Calçar os sapatos de Nuddle, no entanto, não é encarado por Hiro como um peso, mas sim a pressão dos torcedores da KaBuM. "Eu não senti tanta pressão na função, mas pelos fãs sim. Houve também uma pressão pela equipe ter sido campeã. Então, quis ser melhor que meu antecessor e ganhar tudo outra vez, para mais uma vez ir ao mundial", conta o novo líder do time.
A importância de Hiro para levar a KaBuM para essa grande final foi acontecendo bem em baixo dos narizes dos analistas e comentaristas do CBLoL. A KaBuM começou vencendo logo depois de Hiro chegar. Foi logo na vitória por 2 a 0 em cima da Red Canids que vimos as primeiras estratégias do novo técnico funcionar. Trouxe Rievy, que não participou das primeiras disputas, ao mesmo tempo que construiu composições que a KaBuM teve facilidade para se sobressair.
"Quando cheguei a equipe havia perdido duas séries. Vim com o pensamento de me desafiar, de mostrar que poderia colocar a equipe em uma situação melhor. Senti que o time estava mal, então daria o meu máximo para melhorar a equipe", conta Hiro.
Na semana seguinte foi a vez do clube encarar a Vivo Keyd. A apertada série mostrou que os times ainda não tinham se adaptado ao "meta maluco" - no qual diversos assassinos e magos estavam aparecendo na rota inferior.
Talvez o ponto principal em que Hiro chamou minha atenção foi durante o Rift Rivals. Perguntei a Hiro o que isso significava para sua carreira e ele confessou que "Nunca havia ganhado um Rift Rivals, então foi importante . Agradeço ao time e a organização, pois me deram a oportunidade de disputá-lo".
A essa altura, você deve ter percebido como Hiro mantém uma postura formal. Durante toda a entrevista, notei uma certa humildade tanto para seus adversários, quanto para a KaBuM e seus jogadores.
Tentei pressioná-lo perguntando qual era sua "fórmula mágica", mas Hiro continuou em sua posição, destacando os jogadores. "Não usei nada de especial, não fiz nada de diferente", disse. Para o técnico, a melhora veio principalmente pela personalidade dos jogadores. "Percebi que os jogadores daqui são diferentes do que vemos lá fora, são jogadores que respondem mais, que possuem personalidade. Os brasileiros se impõem mais, então trabalhei em volta disso e acho que o resultado é a condição atual".

**INFORMAÇÕES EXIBIDAS**:

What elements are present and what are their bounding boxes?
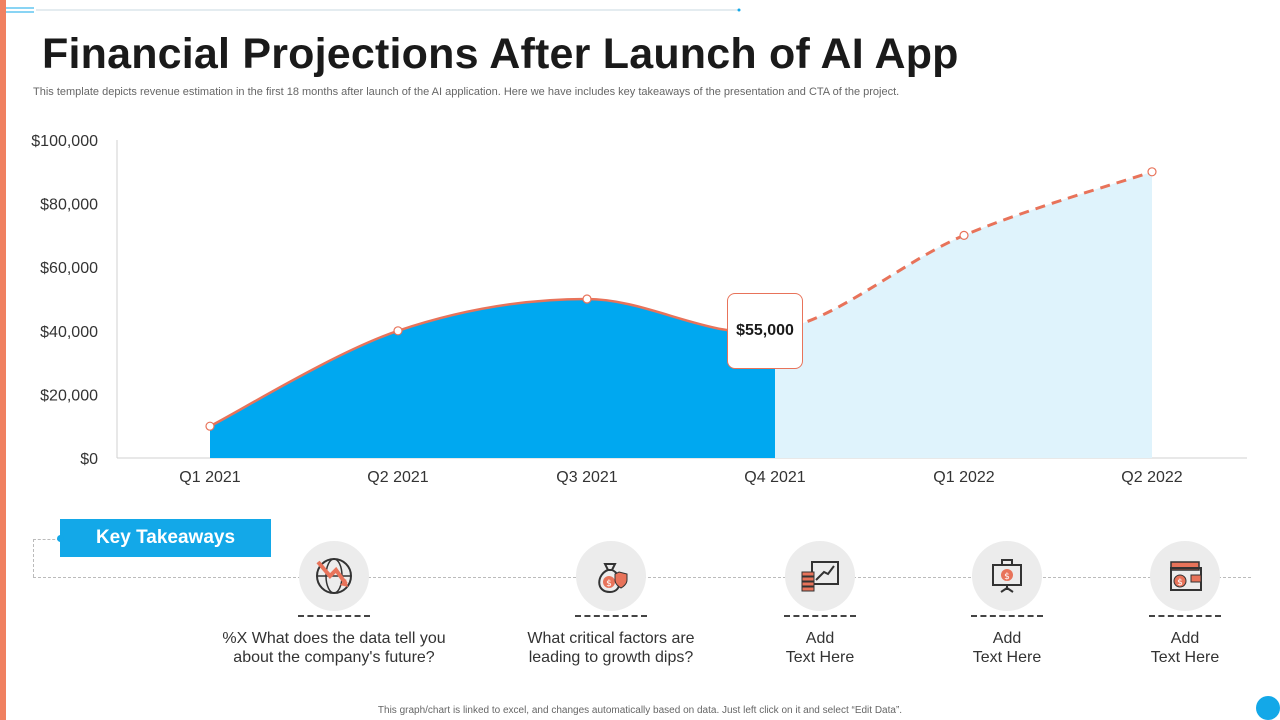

**TAREFAS A REALIZAR**:
#1 Liste todos os times adversários que a KaBuM enfrenta no texto sobre o técnico Hiro.
#2 Reproduza o trecho do texto sobre o técnico Hiro que vai de "A essa altura, você" até "e seus jogadores.", inclusive.
#3 Retome o texto sobre o técnico Hiro e dê continuidade a ele a partir de onde termina.

**TAREFAS RESOLVIDAS**:
#1
Red Canids
Vivo Keyd

#2
A essa altura, você deve ter percebido como Hiro mantém uma postura formal. Durante toda a entrevista, notei uma certa humildade tanto para seus adversários, quanto para a KaBuM e seus jogadores.

#3
Sobre essa volta por cima, mais uma vez o técnico deu os méritos para os jogadores "Acho que os garotos, o time todo, está com maior confiança neles mesmos. É por isso que sua personalidade voltou não só nos jogos, mas nos treinos".
DIFERENÇAS REGIONAIS
Perguntei se ele sentia alguma. Tipo de diferença entre a KaBuM e os outros times com os quais ele já treinou. Surpreendentemente, Hiro falou que a mentalidade dos brasileiros é muito parecida com as de outros países. "Não há tanta diferença em ensinar aqui, na Coreia ou China, pois os jogadores são parecidos. Prefiro passar confiança e direcioná-los", conta.
Para fazer isso funcionar, Hiro teve que se adaptar ao ritmo brasileiro. Aqui os clubes geralmente possuem duas janelas de treinamento por dia, enquanto na Coreia e China chegam ser quatro "scrims" diárias. Mesmo assim, isso não tira Hiro do sério. "Acho que não há tanta diferença em treinar muito ou pouco. Depende muito do time, dos jogadores. Há jogadores que preferem treinar muito e há aqueles que preferem menos, pois enjoa. Se for para treinar mais, que seja feito com vontade. Seja muito ou pouco, mostre qualidade", explica.
Volto então minha entrevista para falar um pouco sobre as diferenças do Brasil, Coreia e China, mas no âmbito pessoal. Hiro confirmou que acha nossa comida muito salgada, mas que não sente tanta saudade da culinária sul-coreana.
"Não tem tanto problema assim em estar longe da Coreia. Como já estive por quatro anos na China, não sinto tantos problemas assim. De vez em quando converso com minha mãe por mensagens. Me preocupo muito com minha vó. Antes de vir para cá, ficava na casa dela. Como minha vó não sabe mexer em um celular, não sabe mandar mensagem, me preocupo bastante com ela", confessa.
Até mesmo o contato com outros sul-coreanos que jogam no Brasil são raros. "Como não conhecia ninguém antes de vir para cá, não era amigo de ninguém, fiz apenas uma pergunta para o Chaser e mais nada. Não sai com eles e não tive contato", conta. "A única vez que sai para festejar foi quando teve uma festa da Riot. Nunca saí com os jogadores [da KaBuM] porque eles nunca chamaram e nunca pedi para chamar também [risos]", brinca.
Isso não quer dizer que o técnico não seja festeiro. Ele está guardando sua boemia para o caso da vitória do CBLoL se concretize. "Então fica nessas de quem vai chamar quem. Quero sair com o pessoal pelo menos uma vez assim que ganhar para comemorar".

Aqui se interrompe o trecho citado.